--- BEGIN LISTED RECORDS ---
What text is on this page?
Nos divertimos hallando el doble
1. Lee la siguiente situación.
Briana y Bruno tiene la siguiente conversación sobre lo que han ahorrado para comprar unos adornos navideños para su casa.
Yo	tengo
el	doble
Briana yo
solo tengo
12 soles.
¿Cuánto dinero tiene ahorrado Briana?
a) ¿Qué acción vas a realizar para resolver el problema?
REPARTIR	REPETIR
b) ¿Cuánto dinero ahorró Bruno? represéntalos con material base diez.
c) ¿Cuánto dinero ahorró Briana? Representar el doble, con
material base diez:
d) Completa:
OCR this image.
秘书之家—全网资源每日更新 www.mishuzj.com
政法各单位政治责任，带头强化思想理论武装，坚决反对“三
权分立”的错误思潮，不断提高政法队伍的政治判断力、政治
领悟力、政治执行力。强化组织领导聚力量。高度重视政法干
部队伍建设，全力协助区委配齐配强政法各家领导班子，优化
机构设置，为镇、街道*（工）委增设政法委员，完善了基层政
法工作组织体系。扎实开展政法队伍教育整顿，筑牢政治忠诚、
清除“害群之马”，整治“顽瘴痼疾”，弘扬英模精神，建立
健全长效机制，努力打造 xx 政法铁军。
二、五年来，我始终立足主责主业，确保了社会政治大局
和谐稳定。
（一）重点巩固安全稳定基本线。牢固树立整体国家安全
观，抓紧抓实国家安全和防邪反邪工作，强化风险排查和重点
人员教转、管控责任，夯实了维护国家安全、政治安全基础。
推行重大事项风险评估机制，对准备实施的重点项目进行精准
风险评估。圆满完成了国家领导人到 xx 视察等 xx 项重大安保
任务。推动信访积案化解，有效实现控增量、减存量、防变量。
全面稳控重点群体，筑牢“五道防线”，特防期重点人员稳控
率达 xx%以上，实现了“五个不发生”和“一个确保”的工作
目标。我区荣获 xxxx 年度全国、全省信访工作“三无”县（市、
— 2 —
--- END LISTED RECORDS ---
### TASK TO COMPLETE
Copy every record above exactly as it appears.

### OUTPUT BELOW
What text is on this page?
Nos divertimos hallando el doble
1. Lee la siguiente situación.
Briana y Bruno tiene la siguiente conversación sobre lo que han ahorrado para comprar unos adornos navideños para su casa.
Yo	tengo
el	doble
Briana yo
solo tengo
12 soles.
¿Cuánto dinero tiene ahorrado Briana?
a) ¿Qué acción vas a realizar para resolver el problema?
REPARTIR	REPETIR
b) ¿Cuánto dinero ahorró Bruno? represéntalos con material base diez.
c) ¿Cuánto dinero ahorró Briana? Representar el doble, con
material base diez:
d) Completa:
OCR this image.
秘书之家—全网资源每日更新 www.mishuzj.com
政法各单位政治责任，带头强化思想理论武装，坚决反对“三
权分立”的错误思潮，不断提高政法队伍的政治判断力、政治
领悟力、政治执行力。强化组织领导聚力量。高度重视政法干
部队伍建设，全力协助区委配齐配强政法各家领导班子，优化
机构设置，为镇、街道*（工）委增设政法委员，完善了基层政
法工作组织体系。扎实开展政法队伍教育整顿，筑牢政治忠诚、
清除“害群之马”，整治“顽瘴痼疾”，弘扬英模精神，建立
健全长效机制，努力打造 xx 政法铁军。
二、五年来，我始终立足主责主业，确保了社会政治大局
和谐稳定。
（一）重点巩固安全稳定基本线。牢固树立整体国家安全
观，抓紧抓实国家安全和防邪反邪工作，强化风险排查和重点
人员教转、管控责任，夯实了维护国家安全、政治安全基础。
推行重大事项风险评估机制，对准备实施的重点项目进行精准
风险评估。圆满完成了国家领导人到 xx 视察等 xx 项重大安保
任务。推动信访积案化解，有效实现控增量、减存量、防变量。
全面稳控重点群体，筑牢“五道防线”，特防期重点人员稳控
率达 xx%以上，实现了“五个不发生”和“一个确保”的工作
目标。我区荣获 xxxx 年度全国、全省信访工作“三无”县（市、
— 2 —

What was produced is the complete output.